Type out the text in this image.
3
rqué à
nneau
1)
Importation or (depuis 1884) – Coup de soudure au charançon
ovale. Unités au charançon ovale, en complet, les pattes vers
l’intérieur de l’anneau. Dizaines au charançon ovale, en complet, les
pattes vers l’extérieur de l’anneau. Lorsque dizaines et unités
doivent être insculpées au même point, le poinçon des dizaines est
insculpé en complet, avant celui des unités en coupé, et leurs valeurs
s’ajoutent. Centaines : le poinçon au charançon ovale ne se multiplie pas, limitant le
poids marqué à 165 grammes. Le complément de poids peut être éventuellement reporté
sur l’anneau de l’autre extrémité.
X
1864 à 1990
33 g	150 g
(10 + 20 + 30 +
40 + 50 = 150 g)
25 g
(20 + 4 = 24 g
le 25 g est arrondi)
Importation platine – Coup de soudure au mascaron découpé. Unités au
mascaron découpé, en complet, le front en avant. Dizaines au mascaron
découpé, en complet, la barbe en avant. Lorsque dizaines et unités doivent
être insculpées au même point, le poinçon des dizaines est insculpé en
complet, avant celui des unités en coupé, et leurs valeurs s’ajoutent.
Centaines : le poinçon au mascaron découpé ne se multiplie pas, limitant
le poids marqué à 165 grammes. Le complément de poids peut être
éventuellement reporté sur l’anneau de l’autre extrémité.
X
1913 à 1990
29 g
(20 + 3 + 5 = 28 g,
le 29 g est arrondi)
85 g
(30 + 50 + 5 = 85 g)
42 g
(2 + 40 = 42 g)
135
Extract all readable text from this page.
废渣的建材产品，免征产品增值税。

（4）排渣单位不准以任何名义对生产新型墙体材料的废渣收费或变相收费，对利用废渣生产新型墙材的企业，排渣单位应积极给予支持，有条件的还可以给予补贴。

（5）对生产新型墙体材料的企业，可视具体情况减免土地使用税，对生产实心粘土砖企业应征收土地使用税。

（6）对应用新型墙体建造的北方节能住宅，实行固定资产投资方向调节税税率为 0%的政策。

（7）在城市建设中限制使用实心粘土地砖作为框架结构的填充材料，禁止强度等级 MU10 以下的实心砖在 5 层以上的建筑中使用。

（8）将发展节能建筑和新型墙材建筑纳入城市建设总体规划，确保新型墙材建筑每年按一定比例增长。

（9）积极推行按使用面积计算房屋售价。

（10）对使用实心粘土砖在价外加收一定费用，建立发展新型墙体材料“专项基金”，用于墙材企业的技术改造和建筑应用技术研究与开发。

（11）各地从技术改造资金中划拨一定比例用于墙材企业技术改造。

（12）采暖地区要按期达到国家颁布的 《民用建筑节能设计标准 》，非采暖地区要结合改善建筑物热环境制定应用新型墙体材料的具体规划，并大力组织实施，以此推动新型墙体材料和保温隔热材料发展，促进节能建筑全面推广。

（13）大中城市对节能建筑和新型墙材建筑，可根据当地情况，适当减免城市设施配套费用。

○ ○ ○ ○ ○ ○ ○

- [GOAL]
Out of the records, collect only those lines that contain the string "pattes".

- [ANSWER TO THIS PROBLEM]
ovale. Unités au charançon ovale, en complet, les pattes vers
pattes vers l’extérieur de l’anneau. Lorsque dizaines et unités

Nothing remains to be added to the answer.